**Challenge**
Return the entries below in their exact form, leaving the pictures out.

Dataset items
··········
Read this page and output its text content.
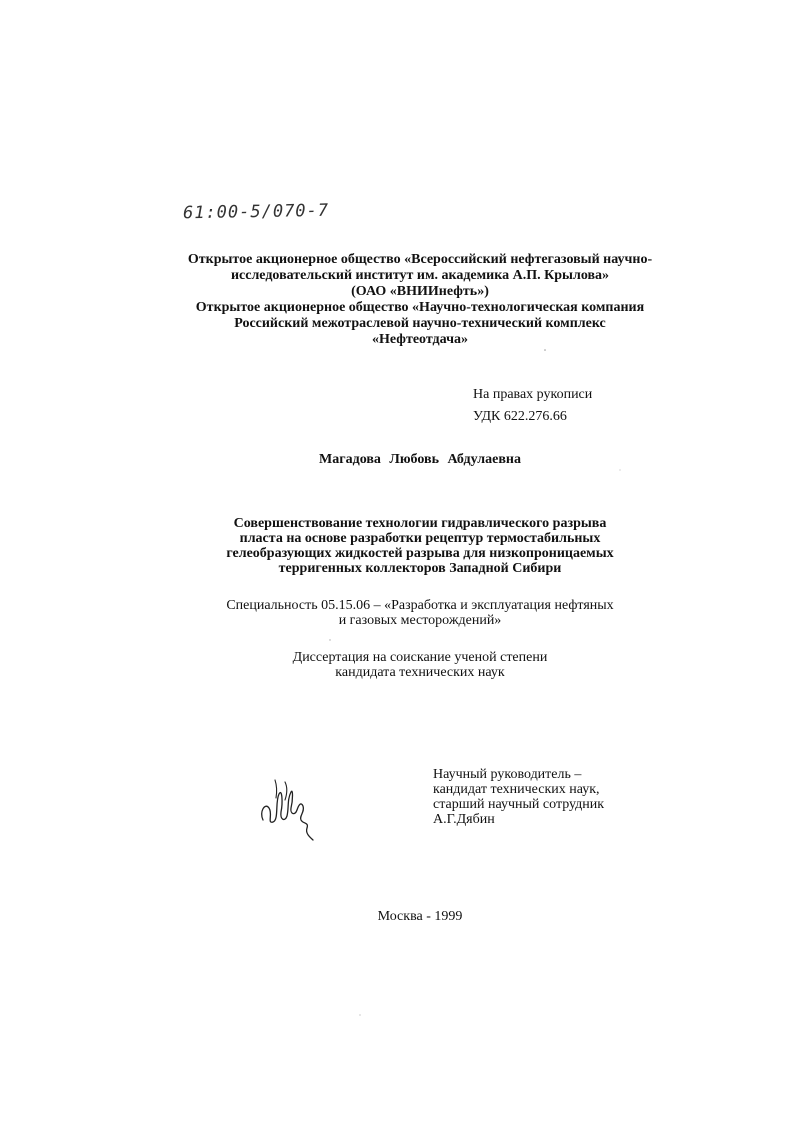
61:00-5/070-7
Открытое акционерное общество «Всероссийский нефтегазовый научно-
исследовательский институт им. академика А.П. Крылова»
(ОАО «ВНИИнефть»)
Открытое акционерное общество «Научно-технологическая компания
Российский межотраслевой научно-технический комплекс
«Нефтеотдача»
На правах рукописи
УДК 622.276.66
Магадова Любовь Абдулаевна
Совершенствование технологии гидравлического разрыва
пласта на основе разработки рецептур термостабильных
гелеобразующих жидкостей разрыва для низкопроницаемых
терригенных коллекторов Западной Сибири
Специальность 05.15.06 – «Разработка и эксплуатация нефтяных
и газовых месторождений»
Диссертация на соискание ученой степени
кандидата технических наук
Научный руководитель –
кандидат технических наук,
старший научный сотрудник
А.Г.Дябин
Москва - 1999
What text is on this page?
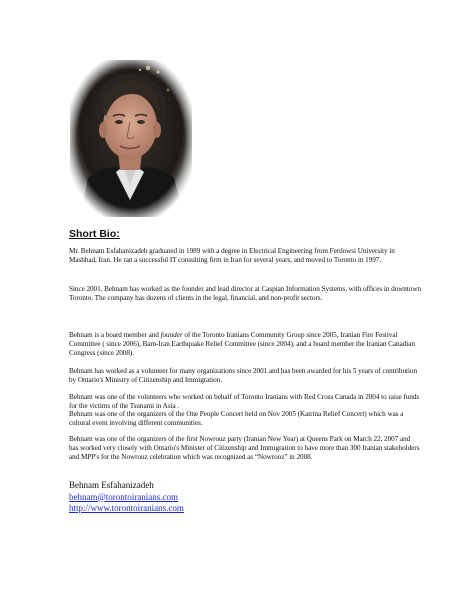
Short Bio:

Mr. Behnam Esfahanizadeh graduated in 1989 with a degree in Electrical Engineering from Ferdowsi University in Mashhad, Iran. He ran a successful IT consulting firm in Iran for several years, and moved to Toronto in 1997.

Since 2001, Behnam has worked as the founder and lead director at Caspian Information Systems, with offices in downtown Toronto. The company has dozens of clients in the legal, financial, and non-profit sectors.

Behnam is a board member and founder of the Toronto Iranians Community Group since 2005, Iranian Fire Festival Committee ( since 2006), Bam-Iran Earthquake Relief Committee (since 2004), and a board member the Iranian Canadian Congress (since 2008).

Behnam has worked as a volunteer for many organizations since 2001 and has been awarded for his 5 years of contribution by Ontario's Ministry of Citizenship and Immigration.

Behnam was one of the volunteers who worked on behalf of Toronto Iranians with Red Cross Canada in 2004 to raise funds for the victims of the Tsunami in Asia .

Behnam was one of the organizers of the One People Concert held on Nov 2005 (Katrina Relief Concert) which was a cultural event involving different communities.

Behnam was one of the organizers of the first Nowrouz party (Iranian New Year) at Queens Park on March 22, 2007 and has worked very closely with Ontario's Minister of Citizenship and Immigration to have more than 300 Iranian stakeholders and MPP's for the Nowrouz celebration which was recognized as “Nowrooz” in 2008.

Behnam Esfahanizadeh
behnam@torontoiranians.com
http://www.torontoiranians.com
··········
**Response**
Read this page and output its text content.
61:00-5/070-7
Открытое акционерное общество «Всероссийский нефтегазовый научно-
исследовательский институт им. академика А.П. Крылова»
(ОАО «ВНИИнефть»)
Открытое акционерное общество «Научно-технологическая компания
Российский межотраслевой научно-технический комплекс
«Нефтеотдача»
На правах рукописи
УДК 622.276.66
Магадова Любовь Абдулаевна
Совершенствование технологии гидравлического разрыва
пласта на основе разработки рецептур термостабильных
гелеобразующих жидкостей разрыва для низкопроницаемых
терригенных коллекторов Западной Сибири
Специальность 05.15.06 – «Разработка и эксплуатация нефтяных
и газовых месторождений»
Диссертация на соискание ученой степени
кандидата технических наук
Научный руководитель –
кандидат технических наук,
старший научный сотрудник
А.Г.Дябин
Москва - 1999
What text is on this page?
Short Bio:

Mr. Behnam Esfahanizadeh graduated in 1989 with a degree in Electrical Engineering from Ferdowsi University in Mashhad, Iran. He ran a successful IT consulting firm in Iran for several years, and moved to Toronto in 1997.

Since 2001, Behnam has worked as the founder and lead director at Caspian Information Systems, with offices in downtown Toronto. The company has dozens of clients in the legal, financial, and non-profit sectors.

Behnam is a board member and founder of the Toronto Iranians Community Group since 2005, Iranian Fire Festival Committee ( since 2006), Bam-Iran Earthquake Relief Committee (since 2004), and a board member the Iranian Canadian Congress (since 2008).

Behnam has worked as a volunteer for many organizations since 2001 and has been awarded for his 5 years of contribution by Ontario's Ministry of Citizenship and Immigration.

Behnam was one of the volunteers who worked on behalf of Toronto Iranians with Red Cross Canada in 2004 to raise funds for the victims of the Tsunami in Asia .

Behnam was one of the organizers of the One People Concert held on Nov 2005 (Katrina Relief Concert) which was a cultural event involving different communities.

Behnam was one of the organizers of the first Nowrouz party (Iranian New Year) at Queens Park on March 22, 2007 and has worked very closely with Ontario's Minister of Citizenship and Immigration to have more than 300 Iranian stakeholders and MPP's for the Nowrouz celebration which was recognized as “Nowrooz” in 2008.

Behnam Esfahanizadeh
behnam@torontoiranians.com
http://www.torontoiranians.com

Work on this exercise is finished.